==== EXCERPT PROVIDED ====

Scientists grow miniature human liver

Scientists at a British university have grown a miniature artificial human liver, the British media has reported.

The liver was grown using stem cell technology

It is hoped the mini-livers could be used to test drugs, reducing the need for animal and human experiments, the Daily Mail newspaper said on Tuesday.

The organ could help repair damaged livers and eventually produce entire organs for life-saving transplants, the paper said.

The miniature liver, which is about the size of a thumbnail, was grown using stem cells in blood taken from the umbilical cords of newborn babies.

Professor Colin McGuckin, part of the from research team from Newcastle University that created the livers, said they could be used to end drug trials using animals or humans.

“When a drug company is developing a new drug it first tests it on human cells and then tests it on animals before beginning trials on humans,” he said.

“Moving from testing on animals to humans is a massive leap and there is still a risk.

But by using the mini-livers we have developed there is no need to test on animals or humans.”

====

WHAT THIS EXERCISE ASKS |
1) According to the liver article, where did the stem cells used to grow the miniature liver come from?
2) Write the next part of the article about the miniature liver, picking up after its final sentence.
The stored lines are separate material and not part of the liver article.

==== THE DATA ====

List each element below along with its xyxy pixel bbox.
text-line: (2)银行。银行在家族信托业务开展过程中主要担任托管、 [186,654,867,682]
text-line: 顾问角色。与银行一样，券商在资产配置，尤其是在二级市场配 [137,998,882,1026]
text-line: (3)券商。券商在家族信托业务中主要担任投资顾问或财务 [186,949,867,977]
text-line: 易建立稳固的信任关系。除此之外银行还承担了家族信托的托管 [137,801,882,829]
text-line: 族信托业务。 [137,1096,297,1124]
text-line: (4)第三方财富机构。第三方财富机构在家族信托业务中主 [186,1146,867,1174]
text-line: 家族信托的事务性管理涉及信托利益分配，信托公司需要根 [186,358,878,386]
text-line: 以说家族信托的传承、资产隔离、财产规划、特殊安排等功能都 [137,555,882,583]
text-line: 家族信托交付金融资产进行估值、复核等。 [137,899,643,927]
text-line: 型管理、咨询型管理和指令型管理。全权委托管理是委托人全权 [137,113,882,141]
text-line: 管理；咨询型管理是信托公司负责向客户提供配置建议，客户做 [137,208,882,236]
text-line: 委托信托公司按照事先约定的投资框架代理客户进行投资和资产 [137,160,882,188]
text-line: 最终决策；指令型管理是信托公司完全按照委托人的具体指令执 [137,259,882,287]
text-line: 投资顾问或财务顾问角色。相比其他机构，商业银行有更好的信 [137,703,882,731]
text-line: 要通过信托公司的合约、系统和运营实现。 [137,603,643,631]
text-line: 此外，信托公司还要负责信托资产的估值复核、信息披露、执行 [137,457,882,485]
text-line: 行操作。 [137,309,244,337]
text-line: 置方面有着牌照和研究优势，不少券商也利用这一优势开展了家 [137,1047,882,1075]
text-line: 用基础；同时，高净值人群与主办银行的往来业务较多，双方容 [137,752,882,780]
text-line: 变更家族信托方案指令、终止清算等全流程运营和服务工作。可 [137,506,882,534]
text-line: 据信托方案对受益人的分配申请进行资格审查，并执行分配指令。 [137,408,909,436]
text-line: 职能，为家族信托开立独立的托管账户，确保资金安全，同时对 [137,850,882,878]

====

EXERCISE RESULTS |
1) They came from blood taken from the umbilical cords of newborn babies.

2)
‘Dialysis machines’

While other scientists have created liver cells, the Newcastle team are the first to create sizeable sections of tissue from stem cells from the umbilical cord, the Daily Mail said.

They cells are placed in a “bioreactor” developed by Nasa, which mimics the effects of weightlessness, allowing the cells to multiply more quickly.

Chemicals and hormones are then added to encourage the stem cells to turn into liver tissue.

They could potentially be used like dialysis machines, buying time for a patient’s liver to repair itself or for doctors to find a  replacement liver.

Professor Ian Gilmore, a liver specialist at the Royal Liverpool Hospital in northwest England, told the BBC that the Newcastle team had made a “big ethical leap forward” in not requiring embryos to produce tissue.